**WHAT IS ASKED**
In the records that follow, locate every line with "Honorable" and extract it.

**RECORDS PROVIDED**
— Start —

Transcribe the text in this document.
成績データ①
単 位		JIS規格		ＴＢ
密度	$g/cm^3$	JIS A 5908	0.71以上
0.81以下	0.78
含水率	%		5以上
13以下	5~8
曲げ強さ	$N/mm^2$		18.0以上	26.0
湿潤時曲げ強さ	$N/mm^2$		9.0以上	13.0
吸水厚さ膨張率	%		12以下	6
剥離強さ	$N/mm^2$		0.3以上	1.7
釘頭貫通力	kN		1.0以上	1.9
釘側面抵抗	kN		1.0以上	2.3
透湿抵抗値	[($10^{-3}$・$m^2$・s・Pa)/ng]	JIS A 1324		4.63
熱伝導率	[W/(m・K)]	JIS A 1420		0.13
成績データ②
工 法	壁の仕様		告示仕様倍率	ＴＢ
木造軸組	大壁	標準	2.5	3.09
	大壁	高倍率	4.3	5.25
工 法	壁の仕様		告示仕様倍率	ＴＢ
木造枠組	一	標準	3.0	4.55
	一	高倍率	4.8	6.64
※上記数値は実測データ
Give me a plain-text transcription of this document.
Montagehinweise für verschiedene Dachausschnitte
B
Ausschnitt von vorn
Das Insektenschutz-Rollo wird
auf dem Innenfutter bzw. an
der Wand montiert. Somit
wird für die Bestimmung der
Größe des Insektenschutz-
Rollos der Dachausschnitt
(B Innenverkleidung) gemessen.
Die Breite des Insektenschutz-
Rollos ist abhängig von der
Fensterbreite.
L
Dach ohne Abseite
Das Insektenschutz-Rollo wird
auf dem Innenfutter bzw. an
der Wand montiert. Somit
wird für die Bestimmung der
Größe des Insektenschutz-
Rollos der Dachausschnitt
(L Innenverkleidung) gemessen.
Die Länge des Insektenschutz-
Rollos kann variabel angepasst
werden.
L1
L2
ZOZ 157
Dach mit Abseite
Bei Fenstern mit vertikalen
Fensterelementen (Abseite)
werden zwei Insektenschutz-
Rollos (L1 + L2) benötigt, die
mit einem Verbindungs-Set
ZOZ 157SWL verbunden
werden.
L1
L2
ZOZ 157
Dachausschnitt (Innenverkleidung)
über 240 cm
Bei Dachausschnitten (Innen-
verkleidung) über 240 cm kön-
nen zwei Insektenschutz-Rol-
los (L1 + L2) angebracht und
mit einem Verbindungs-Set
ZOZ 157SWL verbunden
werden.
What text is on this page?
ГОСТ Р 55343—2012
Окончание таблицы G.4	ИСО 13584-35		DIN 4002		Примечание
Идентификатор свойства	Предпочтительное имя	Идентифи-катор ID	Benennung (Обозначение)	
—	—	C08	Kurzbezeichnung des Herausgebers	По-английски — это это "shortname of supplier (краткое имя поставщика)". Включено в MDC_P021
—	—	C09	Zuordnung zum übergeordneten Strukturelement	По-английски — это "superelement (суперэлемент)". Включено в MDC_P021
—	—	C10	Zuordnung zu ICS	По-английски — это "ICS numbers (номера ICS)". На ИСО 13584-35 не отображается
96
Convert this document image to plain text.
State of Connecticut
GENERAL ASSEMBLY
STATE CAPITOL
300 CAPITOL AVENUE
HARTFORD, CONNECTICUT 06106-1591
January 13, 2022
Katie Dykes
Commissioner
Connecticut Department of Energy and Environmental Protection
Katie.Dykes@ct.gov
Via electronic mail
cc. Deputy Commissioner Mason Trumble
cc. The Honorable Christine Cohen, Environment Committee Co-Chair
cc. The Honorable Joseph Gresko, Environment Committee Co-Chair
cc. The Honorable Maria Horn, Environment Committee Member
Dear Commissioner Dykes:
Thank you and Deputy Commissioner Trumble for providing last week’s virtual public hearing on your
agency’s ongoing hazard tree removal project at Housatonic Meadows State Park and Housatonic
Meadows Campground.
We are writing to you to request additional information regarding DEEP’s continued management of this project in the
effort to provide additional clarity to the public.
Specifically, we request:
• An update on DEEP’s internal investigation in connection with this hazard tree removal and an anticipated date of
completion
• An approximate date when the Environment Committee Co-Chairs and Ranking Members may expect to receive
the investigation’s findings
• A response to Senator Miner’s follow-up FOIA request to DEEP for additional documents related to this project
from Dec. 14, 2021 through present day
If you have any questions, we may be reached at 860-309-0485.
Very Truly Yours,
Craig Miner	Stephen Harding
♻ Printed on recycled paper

— End —

**FULL OUTPUT**
cc. The Honorable Christine Cohen, Environment Committee Co-Chair
cc. The Honorable Joseph Gresko, Environment Committee Co-Chair
cc. The Honorable Maria Horn, Environment Committee Member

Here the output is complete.